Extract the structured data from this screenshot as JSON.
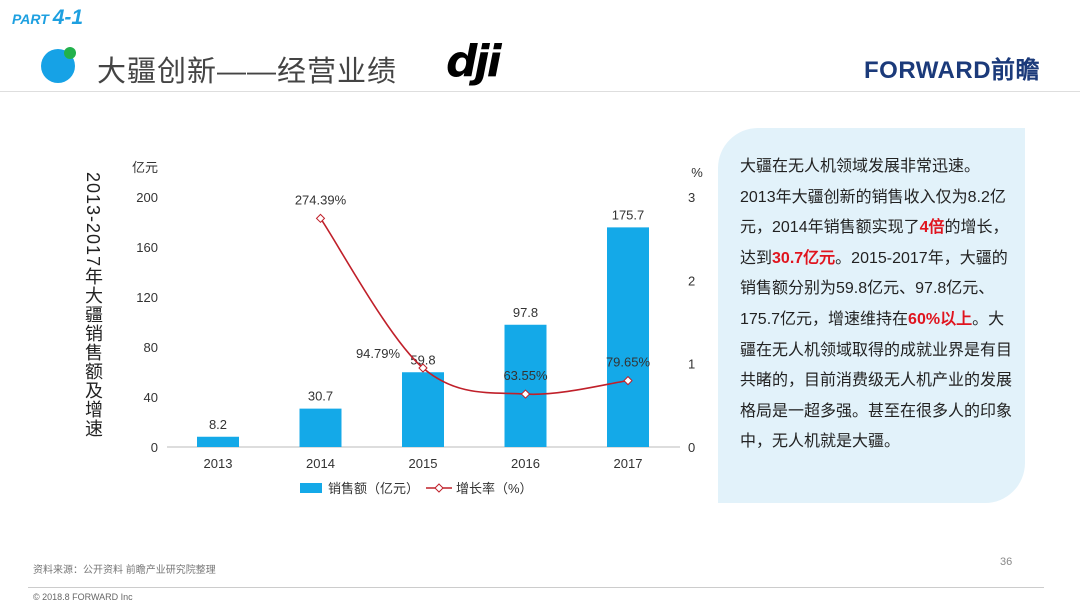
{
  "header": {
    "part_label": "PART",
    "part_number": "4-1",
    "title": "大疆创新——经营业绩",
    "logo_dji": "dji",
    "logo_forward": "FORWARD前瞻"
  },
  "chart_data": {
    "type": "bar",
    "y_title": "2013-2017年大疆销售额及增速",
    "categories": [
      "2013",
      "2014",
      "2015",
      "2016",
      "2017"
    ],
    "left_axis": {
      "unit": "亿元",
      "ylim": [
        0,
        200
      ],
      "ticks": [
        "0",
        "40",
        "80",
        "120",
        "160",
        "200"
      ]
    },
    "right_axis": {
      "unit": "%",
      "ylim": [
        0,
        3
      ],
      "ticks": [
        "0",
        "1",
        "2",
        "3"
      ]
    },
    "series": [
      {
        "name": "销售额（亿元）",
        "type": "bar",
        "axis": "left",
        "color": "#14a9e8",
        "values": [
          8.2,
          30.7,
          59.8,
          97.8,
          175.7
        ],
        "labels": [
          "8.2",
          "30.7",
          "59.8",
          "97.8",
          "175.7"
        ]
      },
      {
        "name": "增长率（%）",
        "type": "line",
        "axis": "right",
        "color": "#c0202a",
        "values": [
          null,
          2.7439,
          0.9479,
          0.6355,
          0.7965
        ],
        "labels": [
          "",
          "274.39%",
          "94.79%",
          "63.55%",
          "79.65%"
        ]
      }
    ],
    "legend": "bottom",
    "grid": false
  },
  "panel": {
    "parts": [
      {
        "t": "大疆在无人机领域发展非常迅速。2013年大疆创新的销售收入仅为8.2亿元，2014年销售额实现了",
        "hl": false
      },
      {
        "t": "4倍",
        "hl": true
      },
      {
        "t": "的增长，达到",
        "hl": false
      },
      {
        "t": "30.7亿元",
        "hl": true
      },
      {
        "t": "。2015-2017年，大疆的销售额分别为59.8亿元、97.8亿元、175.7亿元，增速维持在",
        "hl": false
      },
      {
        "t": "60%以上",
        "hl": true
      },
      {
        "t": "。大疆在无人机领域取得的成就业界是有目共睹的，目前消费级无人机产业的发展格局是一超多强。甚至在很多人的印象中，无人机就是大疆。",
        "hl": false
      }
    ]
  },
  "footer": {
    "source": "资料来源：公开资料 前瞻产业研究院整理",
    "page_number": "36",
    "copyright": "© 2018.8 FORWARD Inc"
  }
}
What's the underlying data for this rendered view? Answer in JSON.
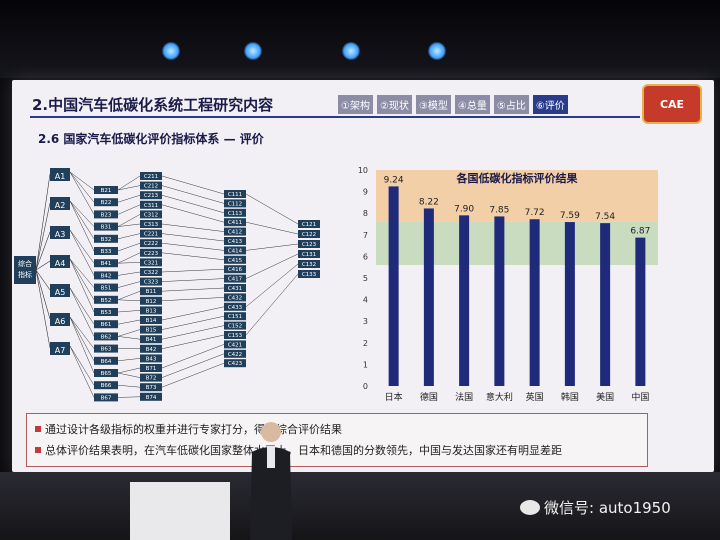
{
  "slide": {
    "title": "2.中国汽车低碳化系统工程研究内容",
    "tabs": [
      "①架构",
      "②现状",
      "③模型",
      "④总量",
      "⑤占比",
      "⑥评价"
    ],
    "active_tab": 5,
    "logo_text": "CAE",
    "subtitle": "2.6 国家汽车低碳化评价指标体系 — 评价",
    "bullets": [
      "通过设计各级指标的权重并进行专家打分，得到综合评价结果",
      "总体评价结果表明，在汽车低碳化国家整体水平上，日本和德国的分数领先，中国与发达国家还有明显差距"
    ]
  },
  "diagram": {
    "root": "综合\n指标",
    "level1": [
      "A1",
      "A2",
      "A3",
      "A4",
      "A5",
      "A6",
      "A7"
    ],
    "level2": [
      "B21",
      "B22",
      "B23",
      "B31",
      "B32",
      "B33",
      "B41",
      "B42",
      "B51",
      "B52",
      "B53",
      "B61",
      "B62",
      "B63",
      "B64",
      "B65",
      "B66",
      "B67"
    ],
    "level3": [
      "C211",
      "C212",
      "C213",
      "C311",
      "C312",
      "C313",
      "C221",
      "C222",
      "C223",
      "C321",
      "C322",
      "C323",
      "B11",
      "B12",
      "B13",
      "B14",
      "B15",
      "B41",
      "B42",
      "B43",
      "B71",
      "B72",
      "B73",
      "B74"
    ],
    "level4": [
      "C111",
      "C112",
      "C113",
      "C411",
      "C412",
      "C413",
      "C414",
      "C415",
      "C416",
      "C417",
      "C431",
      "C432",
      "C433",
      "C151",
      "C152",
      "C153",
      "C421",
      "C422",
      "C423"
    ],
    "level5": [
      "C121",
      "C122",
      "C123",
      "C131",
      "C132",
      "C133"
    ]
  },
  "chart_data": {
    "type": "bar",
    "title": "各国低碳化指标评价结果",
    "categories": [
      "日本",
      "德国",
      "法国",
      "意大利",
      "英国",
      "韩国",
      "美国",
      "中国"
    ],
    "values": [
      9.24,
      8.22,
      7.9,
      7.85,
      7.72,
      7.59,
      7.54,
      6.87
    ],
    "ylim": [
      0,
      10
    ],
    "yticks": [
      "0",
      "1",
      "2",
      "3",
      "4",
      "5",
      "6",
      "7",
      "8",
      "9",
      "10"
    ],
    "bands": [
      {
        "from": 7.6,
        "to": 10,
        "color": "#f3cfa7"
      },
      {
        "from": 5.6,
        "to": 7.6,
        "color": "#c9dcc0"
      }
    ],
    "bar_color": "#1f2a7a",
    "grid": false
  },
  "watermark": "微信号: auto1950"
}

......

§ **DIRECTIONS**
Without including any pictures, output all the entries above exactly.

§ **RESULT OF THE EXERCISE**
Extract the structured data from this screenshot as JSON.
{
  "header": {
    "part_label": "PART",
    "part_number": "4-1",
    "title": "大疆创新——经营业绩",
    "logo_dji": "dji",
    "logo_forward": "FORWARD前瞻"
  },
  "chart_data": {
    "type": "bar",
    "y_title": "2013-2017年大疆销售额及增速",
    "categories": [
      "2013",
      "2014",
      "2015",
      "2016",
      "2017"
    ],
    "left_axis": {
      "unit": "亿元",
      "ylim": [
        0,
        200
      ],
      "ticks": [
        "0",
        "40",
        "80",
        "120",
        "160",
        "200"
      ]
    },
    "right_axis": {
      "unit": "%",
      "ylim": [
        0,
        3
      ],
      "ticks": [
        "0",
        "1",
        "2",
        "3"
      ]
    },
    "series": [
      {
        "name": "销售额（亿元）",
        "type": "bar",
        "axis": "left",
        "color": "#14a9e8",
        "values": [
          8.2,
          30.7,
          59.8,
          97.8,
          175.7
        ],
        "labels": [
          "8.2",
          "30.7",
          "59.8",
          "97.8",
          "175.7"
        ]
      },
      {
        "name": "增长率（%）",
        "type": "line",
        "axis": "right",
        "color": "#c0202a",
        "values": [
          null,
          2.7439,
          0.9479,
          0.6355,
          0.7965
        ],
        "labels": [
          "",
          "274.39%",
          "94.79%",
          "63.55%",
          "79.65%"
        ]
      }
    ],
    "legend": "bottom",
    "grid": false
  },
  "panel": {
    "parts": [
      {
        "t": "大疆在无人机领域发展非常迅速。2013年大疆创新的销售收入仅为8.2亿元，2014年销售额实现了",
        "hl": false
      },
      {
        "t": "4倍",
        "hl": true
      },
      {
        "t": "的增长，达到",
        "hl": false
      },
      {
        "t": "30.7亿元",
        "hl": true
      },
      {
        "t": "。2015-2017年，大疆的销售额分别为59.8亿元、97.8亿元、175.7亿元，增速维持在",
        "hl": false
      },
      {
        "t": "60%以上",
        "hl": true
      },
      {
        "t": "。大疆在无人机领域取得的成就业界是有目共睹的，目前消费级无人机产业的发展格局是一超多强。甚至在很多人的印象中，无人机就是大疆。",
        "hl": false
      }
    ]
  },
  "footer": {
    "source": "资料来源：公开资料 前瞻产业研究院整理",
    "page_number": "36",
    "copyright": "© 2018.8 FORWARD Inc"
  }
}
What's the underlying data for this rendered view? Answer in JSON.
{
  "slide": {
    "title": "2.中国汽车低碳化系统工程研究内容",
    "tabs": [
      "①架构",
      "②现状",
      "③模型",
      "④总量",
      "⑤占比",
      "⑥评价"
    ],
    "active_tab": 5,
    "logo_text": "CAE",
    "subtitle": "2.6 国家汽车低碳化评价指标体系 — 评价",
    "bullets": [
      "通过设计各级指标的权重并进行专家打分，得到综合评价结果",
      "总体评价结果表明，在汽车低碳化国家整体水平上，日本和德国的分数领先，中国与发达国家还有明显差距"
    ]
  },
  "diagram": {
    "root": "综合\n指标",
    "level1": [
      "A1",
      "A2",
      "A3",
      "A4",
      "A5",
      "A6",
      "A7"
    ],
    "level2": [
      "B21",
      "B22",
      "B23",
      "B31",
      "B32",
      "B33",
      "B41",
      "B42",
      "B51",
      "B52",
      "B53",
      "B61",
      "B62",
      "B63",
      "B64",
      "B65",
      "B66",
      "B67"
    ],
    "level3": [
      "C211",
      "C212",
      "C213",
      "C311",
      "C312",
      "C313",
      "C221",
      "C222",
      "C223",
      "C321",
      "C322",
      "C323",
      "B11",
      "B12",
      "B13",
      "B14",
      "B15",
      "B41",
      "B42",
      "B43",
      "B71",
      "B72",
      "B73",
      "B74"
    ],
    "level4": [
      "C111",
      "C112",
      "C113",
      "C411",
      "C412",
      "C413",
      "C414",
      "C415",
      "C416",
      "C417",
      "C431",
      "C432",
      "C433",
      "C151",
      "C152",
      "C153",
      "C421",
      "C422",
      "C423"
    ],
    "level5": [
      "C121",
      "C122",
      "C123",
      "C131",
      "C132",
      "C133"
    ]
  },
  "chart_data": {
    "type": "bar",
    "title": "各国低碳化指标评价结果",
    "categories": [
      "日本",
      "德国",
      "法国",
      "意大利",
      "英国",
      "韩国",
      "美国",
      "中国"
    ],
    "values": [
      9.24,
      8.22,
      7.9,
      7.85,
      7.72,
      7.59,
      7.54,
      6.87
    ],
    "ylim": [
      0,
      10
    ],
    "yticks": [
      "0",
      "1",
      "2",
      "3",
      "4",
      "5",
      "6",
      "7",
      "8",
      "9",
      "10"
    ],
    "bands": [
      {
        "from": 7.6,
        "to": 10,
        "color": "#f3cfa7"
      },
      {
        "from": 5.6,
        "to": 7.6,
        "color": "#c9dcc0"
      }
    ],
    "bar_color": "#1f2a7a",
    "grid": false
  },
  "watermark": "微信号: auto1950"
}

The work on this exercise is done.